____ Material for this task
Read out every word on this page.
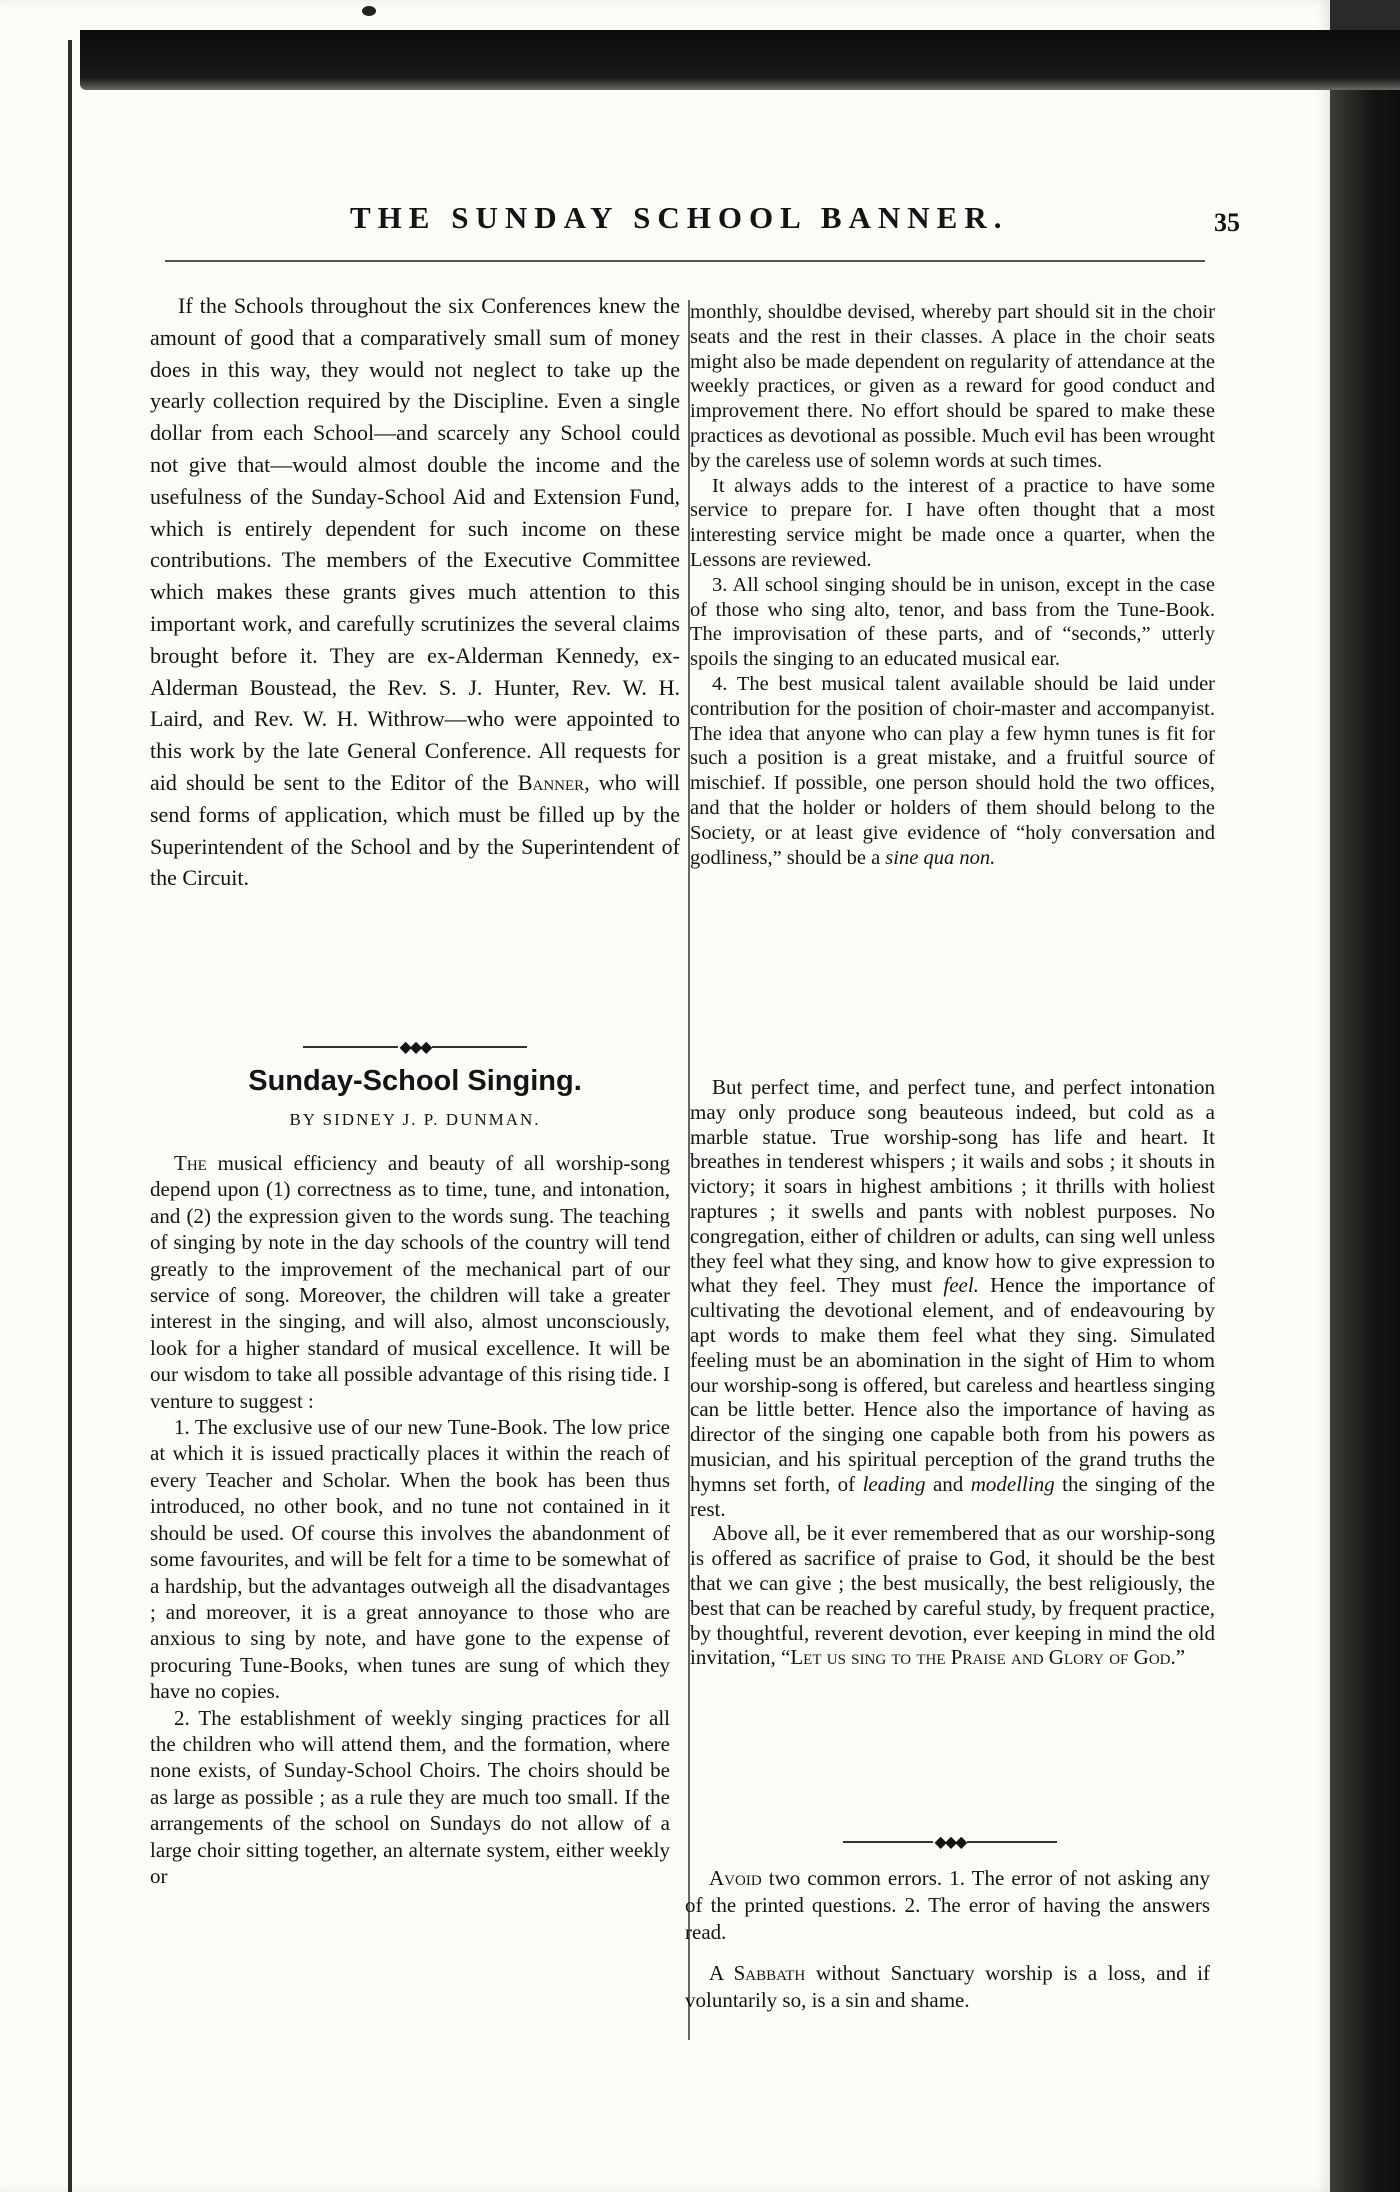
THE SUNDAY SCHOOL BANNER.	35

If the Schools throughout the six Conferences knew the amount of good that a comparatively small sum of money does in this way, they would not neglect to take up the yearly collection required by the Discipline. Even a single dollar from each School—and scarcely any School could not give that—would almost double the income and the usefulness of the Sunday-School Aid and Extension Fund, which is entirely dependent for such income on these contributions. The members of the Executive Committee which makes these grants gives much attention to this important work, and carefully scrutinizes the several claims brought before it. They are ex-Alderman Kennedy, ex-Alderman Boustead, the Rev. S. J. Hunter, Rev. W. H. Laird, and Rev. W. H. Withrow—who were appointed to this work by the late General Conference. All requests for aid should be sent to the Editor of the Banner, who will send forms of application, which must be filled up by the Superintendent of the School and by the Superintendent of the Circuit.

◆◆◆
Sunday-School Singing.
BY SIDNEY J. P. DUNMAN.

The musical efficiency and beauty of all worship-song depend upon (1) correctness as to time, tune, and intonation, and (2) the expression given to the words sung. The teaching of singing by note in the day schools of the country will tend greatly to the improvement of the mechanical part of our service of song. Moreover, the children will take a greater interest in the singing, and will also, almost unconsciously, look for a higher standard of musical excellence. It will be our wisdom to take all possible advantage of this rising tide. I venture to suggest :

1. The exclusive use of our new Tune-Book. The low price at which it is issued practically places it within the reach of every Teacher and Scholar. When the book has been thus introduced, no other book, and no tune not contained in it should be used. Of course this involves the abandonment of some favourites, and will be felt for a time to be somewhat of a hardship, but the advantages outweigh all the disadvantages ; and moreover, it is a great annoyance to those who are anxious to sing by note, and have gone to the expense of procuring Tune-Books, when tunes are sung of which they have no copies.

2. The establishment of weekly singing practices for all the children who will attend them, and the formation, where none exists, of Sunday-School Choirs. The choirs should be as large as possible ; as a rule they are much too small. If the arrangements of the school on Sundays do not allow of a large choir sitting together, an alternate system, either weekly or

monthly, shouldbe devised, whereby part should sit in the choir seats and the rest in their classes. A place in the choir seats might also be made dependent on regularity of attendance at the weekly practices, or given as a reward for good conduct and improvement there. No effort should be spared to make these practices as devotional as possible. Much evil has been wrought by the careless use of solemn words at such times.

It always adds to the interest of a practice to have some service to prepare for. I have often thought that a most interesting service might be made once a quarter, when the Lessons are reviewed.

3. All school singing should be in unison, except in the case of those who sing alto, tenor, and bass from the Tune-Book. The improvisation of these parts, and of “seconds,” utterly spoils the singing to an educated musical ear.

4. The best musical talent available should be laid under contribution for the position of choir-master and accompanyist. The idea that anyone who can play a few hymn tunes is fit for such a position is a great mistake, and a fruitful source of mischief. If possible, one person should hold the two offices, and that the holder or holders of them should belong to the Society, or at least give evidence of “holy conversation and godliness,” should be a sine qua non.

But perfect time, and perfect tune, and perfect intonation may only produce song beauteous indeed, but cold as a marble statue. True worship-song has life and heart. It breathes in tenderest whispers ; it wails and sobs ; it shouts in victory; it soars in highest ambitions ; it thrills with holiest raptures ; it swells and pants with noblest purposes. No congregation, either of children or adults, can sing well unless they feel what they sing, and know how to give expression to what they feel. They must feel. Hence the importance of cultivating the devotional element, and of endeavouring by apt words to make them feel what they sing. Simulated feeling must be an abomination in the sight of Him to whom our worship-song is offered, but careless and heartless singing can be little better. Hence also the importance of having as director of the singing one capable both from his powers as musician, and his spiritual perception of the grand truths the hymns set forth, of leading and modelling the singing of the rest.

Above all, be it ever remembered that as our worship-song is offered as sacrifice of praise to God, it should be the best that we can give ; the best musically, the best religiously, the best that can be reached by careful study, by frequent practice, by thoughtful, reverent devotion, ever keeping in mind the old invitation, “Let us sing to the Praise and Glory of God.”

◆◆◆

Avoid two common errors. 1. The error of not asking any of the printed questions. 2. The error of having the answers read.

A Sabbath without Sanctuary worship is a loss, and if voluntarily so, is a sin and shame.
________
Instructions to follow
Give only the number of lines in the records that include the word "practices".

Written response
2